===== Supplied information

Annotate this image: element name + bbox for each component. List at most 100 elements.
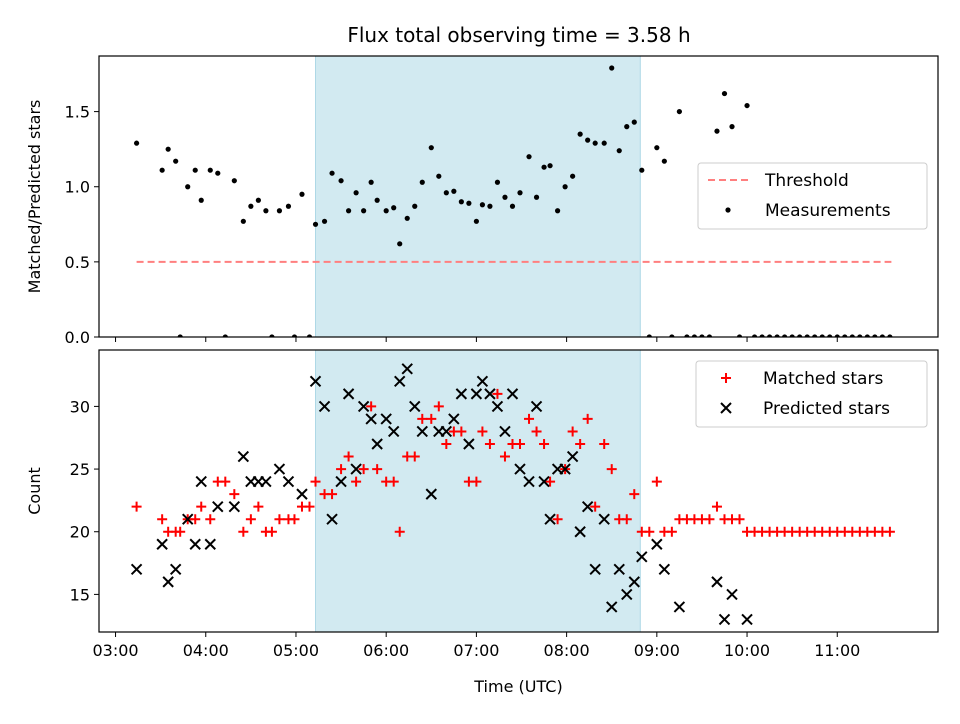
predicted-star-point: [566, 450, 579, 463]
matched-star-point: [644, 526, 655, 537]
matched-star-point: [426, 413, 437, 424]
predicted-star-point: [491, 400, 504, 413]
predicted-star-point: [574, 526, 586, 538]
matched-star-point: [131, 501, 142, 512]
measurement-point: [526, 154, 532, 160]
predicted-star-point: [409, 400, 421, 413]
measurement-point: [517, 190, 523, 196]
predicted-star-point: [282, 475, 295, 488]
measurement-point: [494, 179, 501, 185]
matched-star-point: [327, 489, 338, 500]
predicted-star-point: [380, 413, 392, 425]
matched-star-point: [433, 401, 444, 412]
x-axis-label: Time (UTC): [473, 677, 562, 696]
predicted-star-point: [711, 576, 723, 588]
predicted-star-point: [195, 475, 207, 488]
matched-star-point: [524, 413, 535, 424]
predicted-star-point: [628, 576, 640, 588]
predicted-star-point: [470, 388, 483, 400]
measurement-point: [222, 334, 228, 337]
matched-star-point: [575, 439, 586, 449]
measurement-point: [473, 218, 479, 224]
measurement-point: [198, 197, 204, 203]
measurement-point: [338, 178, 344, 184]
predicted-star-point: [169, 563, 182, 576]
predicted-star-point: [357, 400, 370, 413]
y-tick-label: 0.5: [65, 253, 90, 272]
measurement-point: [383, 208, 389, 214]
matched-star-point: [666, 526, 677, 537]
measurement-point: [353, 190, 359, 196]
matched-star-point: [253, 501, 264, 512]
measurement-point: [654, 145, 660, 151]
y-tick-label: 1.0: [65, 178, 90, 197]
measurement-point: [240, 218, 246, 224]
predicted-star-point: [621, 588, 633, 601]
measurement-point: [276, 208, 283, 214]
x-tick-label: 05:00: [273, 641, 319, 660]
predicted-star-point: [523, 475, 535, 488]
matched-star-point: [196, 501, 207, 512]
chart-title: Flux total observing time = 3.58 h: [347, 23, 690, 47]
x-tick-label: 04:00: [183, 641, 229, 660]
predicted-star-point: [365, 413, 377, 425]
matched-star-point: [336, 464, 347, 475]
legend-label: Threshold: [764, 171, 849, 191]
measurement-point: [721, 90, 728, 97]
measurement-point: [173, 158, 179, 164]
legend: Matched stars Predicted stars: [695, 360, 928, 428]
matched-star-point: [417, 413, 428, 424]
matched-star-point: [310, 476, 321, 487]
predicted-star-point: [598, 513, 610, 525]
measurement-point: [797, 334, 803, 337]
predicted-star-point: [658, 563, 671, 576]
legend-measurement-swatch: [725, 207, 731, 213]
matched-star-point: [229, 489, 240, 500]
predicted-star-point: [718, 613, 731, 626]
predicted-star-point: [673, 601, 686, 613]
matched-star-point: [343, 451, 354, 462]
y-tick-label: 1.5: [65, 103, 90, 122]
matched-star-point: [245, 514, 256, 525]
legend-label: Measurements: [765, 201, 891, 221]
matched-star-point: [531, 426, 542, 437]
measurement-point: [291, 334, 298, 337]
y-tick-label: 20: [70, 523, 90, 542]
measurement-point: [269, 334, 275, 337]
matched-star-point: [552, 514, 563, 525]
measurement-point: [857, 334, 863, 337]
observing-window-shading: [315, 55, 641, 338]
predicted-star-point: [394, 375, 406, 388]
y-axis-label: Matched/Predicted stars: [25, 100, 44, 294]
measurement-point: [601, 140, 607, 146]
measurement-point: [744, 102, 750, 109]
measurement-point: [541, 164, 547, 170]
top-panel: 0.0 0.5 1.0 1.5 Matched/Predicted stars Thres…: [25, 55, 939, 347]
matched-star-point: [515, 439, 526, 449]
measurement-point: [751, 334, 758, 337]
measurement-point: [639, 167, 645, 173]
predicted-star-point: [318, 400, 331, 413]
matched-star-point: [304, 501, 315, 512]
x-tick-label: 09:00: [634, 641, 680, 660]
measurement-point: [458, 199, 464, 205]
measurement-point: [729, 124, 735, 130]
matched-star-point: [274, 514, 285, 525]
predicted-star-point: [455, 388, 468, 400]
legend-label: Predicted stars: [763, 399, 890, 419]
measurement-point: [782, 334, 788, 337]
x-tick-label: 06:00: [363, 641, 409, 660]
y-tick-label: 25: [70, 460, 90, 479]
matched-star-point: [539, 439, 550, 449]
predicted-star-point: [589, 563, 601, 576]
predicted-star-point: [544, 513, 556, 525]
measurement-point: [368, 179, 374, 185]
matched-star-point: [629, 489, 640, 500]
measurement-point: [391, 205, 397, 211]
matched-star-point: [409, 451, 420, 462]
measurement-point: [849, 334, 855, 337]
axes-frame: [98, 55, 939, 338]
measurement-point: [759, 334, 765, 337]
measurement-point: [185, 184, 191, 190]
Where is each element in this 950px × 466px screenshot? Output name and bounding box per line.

==========
===== Supplied information

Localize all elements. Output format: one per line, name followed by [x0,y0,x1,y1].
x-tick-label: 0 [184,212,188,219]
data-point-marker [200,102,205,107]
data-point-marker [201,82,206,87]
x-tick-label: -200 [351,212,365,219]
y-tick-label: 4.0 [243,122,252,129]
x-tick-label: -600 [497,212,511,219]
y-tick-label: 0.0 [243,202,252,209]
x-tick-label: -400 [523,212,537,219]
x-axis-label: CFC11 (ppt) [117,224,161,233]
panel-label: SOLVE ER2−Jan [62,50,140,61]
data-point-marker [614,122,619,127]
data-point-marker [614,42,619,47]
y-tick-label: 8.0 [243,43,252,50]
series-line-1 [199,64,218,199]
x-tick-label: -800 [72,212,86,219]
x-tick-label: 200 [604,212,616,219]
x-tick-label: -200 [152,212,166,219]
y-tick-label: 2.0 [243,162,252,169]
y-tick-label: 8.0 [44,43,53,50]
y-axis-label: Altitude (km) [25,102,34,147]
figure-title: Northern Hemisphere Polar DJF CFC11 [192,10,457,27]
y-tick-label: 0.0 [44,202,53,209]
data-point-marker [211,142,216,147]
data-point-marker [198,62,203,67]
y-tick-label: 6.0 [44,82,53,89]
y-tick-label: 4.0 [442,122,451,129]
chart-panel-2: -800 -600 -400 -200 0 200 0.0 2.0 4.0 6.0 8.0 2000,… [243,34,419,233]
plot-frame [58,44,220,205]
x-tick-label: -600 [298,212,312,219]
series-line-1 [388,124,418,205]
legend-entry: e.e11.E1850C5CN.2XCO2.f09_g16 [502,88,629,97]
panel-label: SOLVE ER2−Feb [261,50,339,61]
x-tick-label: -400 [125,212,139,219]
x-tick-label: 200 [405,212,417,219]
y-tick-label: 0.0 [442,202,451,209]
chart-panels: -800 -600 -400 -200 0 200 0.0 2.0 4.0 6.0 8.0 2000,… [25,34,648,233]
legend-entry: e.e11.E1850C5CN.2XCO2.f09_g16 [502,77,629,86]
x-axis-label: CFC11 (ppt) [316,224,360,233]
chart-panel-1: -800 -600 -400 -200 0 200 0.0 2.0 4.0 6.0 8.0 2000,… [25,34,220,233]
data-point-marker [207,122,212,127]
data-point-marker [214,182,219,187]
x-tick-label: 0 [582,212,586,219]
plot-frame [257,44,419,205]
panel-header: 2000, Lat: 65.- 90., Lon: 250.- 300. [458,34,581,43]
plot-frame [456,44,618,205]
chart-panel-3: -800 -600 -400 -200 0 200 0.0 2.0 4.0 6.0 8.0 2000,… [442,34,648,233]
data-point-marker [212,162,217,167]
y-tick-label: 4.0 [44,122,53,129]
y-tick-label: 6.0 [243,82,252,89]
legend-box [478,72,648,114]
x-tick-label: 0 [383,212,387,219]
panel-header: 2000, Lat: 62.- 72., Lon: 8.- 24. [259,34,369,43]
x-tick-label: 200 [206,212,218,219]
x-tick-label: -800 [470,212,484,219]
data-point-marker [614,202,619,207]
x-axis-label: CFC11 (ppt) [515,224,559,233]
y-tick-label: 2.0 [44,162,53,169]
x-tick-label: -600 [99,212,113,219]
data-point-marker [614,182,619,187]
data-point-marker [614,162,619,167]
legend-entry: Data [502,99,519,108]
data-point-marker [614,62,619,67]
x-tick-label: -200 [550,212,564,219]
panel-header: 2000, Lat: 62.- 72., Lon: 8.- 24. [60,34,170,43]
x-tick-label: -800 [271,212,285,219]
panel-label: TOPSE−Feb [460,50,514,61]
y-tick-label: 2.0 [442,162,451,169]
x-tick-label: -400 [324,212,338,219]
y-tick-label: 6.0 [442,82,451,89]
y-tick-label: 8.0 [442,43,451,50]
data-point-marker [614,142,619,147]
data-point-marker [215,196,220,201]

==========

What you are asked to do: Within the listing, take the part that opens with the line containing "predicted-star-point: [566, 450, 579, 463]" and closes with the line containing "predicted-star-point: [711, 576, 723, 588]". Rewrite only those lines with "measurement-point" substituted by "measured-point" and all else unchanged.

Written solution:
predicted-star-point: [566, 450, 579, 463]
matched-star-point: [644, 526, 655, 537]
matched-star-point: [426, 413, 437, 424]
predicted-star-point: [491, 400, 504, 413]
predicted-star-point: [574, 526, 586, 538]
matched-star-point: [131, 501, 142, 512]
measured-point: [526, 154, 532, 160]
predicted-star-point: [409, 400, 421, 413]
measured-point: [517, 190, 523, 196]
predicted-star-point: [282, 475, 295, 488]
measured-point: [494, 179, 501, 185]
matched-star-point: [327, 489, 338, 500]
predicted-star-point: [380, 413, 392, 425]
matched-star-point: [433, 401, 444, 412]
x-axis-label: Time (UTC): [473, 677, 562, 696]
predicted-star-point: [711, 576, 723, 588]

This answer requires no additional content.